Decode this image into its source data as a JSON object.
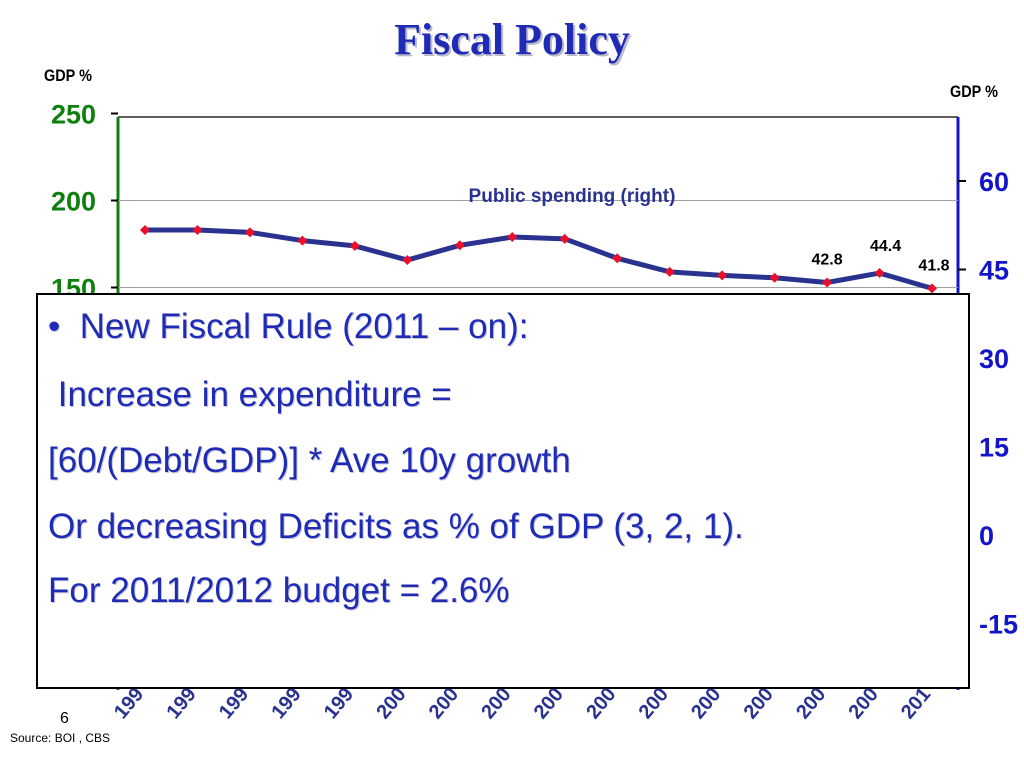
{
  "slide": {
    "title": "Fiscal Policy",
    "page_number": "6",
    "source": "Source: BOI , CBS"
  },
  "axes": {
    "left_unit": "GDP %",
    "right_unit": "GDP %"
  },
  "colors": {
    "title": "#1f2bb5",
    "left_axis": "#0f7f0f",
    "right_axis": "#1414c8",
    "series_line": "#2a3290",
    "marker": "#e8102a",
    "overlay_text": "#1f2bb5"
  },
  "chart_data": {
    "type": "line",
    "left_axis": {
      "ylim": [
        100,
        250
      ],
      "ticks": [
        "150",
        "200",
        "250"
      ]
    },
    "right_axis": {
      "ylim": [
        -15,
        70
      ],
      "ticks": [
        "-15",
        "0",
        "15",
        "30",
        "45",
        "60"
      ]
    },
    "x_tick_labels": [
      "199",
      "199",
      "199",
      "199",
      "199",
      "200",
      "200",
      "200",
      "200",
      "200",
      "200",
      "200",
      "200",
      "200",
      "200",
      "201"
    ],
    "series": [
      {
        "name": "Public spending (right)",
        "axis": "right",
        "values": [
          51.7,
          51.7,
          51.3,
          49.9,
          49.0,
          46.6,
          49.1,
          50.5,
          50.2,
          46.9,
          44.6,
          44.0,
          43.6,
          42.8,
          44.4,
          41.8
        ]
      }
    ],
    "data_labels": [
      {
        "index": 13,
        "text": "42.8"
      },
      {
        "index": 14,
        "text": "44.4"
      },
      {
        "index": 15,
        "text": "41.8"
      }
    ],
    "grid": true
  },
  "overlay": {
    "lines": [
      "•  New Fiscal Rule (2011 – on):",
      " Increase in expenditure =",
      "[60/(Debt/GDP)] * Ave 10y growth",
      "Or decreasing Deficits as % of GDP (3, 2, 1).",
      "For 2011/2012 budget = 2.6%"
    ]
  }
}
########
AIM: Print each record exactly as it stands, leaving the images out.

ANSWER TO THE EXERCISE:
Decode this image into its source data as a JSON object.
{
  "slide": {
    "title": "Fiscal Policy",
    "page_number": "6",
    "source": "Source: BOI , CBS"
  },
  "axes": {
    "left_unit": "GDP %",
    "right_unit": "GDP %"
  },
  "colors": {
    "title": "#1f2bb5",
    "left_axis": "#0f7f0f",
    "right_axis": "#1414c8",
    "series_line": "#2a3290",
    "marker": "#e8102a",
    "overlay_text": "#1f2bb5"
  },
  "chart_data": {
    "type": "line",
    "left_axis": {
      "ylim": [
        100,
        250
      ],
      "ticks": [
        "150",
        "200",
        "250"
      ]
    },
    "right_axis": {
      "ylim": [
        -15,
        70
      ],
      "ticks": [
        "-15",
        "0",
        "15",
        "30",
        "45",
        "60"
      ]
    },
    "x_tick_labels": [
      "199",
      "199",
      "199",
      "199",
      "199",
      "200",
      "200",
      "200",
      "200",
      "200",
      "200",
      "200",
      "200",
      "200",
      "200",
      "201"
    ],
    "series": [
      {
        "name": "Public spending (right)",
        "axis": "right",
        "values": [
          51.7,
          51.7,
          51.3,
          49.9,
          49.0,
          46.6,
          49.1,
          50.5,
          50.2,
          46.9,
          44.6,
          44.0,
          43.6,
          42.8,
          44.4,
          41.8
        ]
      }
    ],
    "data_labels": [
      {
        "index": 13,
        "text": "42.8"
      },
      {
        "index": 14,
        "text": "44.4"
      },
      {
        "index": 15,
        "text": "41.8"
      }
    ],
    "grid": true
  },
  "overlay": {
    "lines": [
      "•  New Fiscal Rule (2011 – on):",
      " Increase in expenditure =",
      "[60/(Debt/GDP)] * Ave 10y growth",
      "Or decreasing Deficits as % of GDP (3, 2, 1).",
      "For 2011/2012 budget = 2.6%"
    ]
  }
}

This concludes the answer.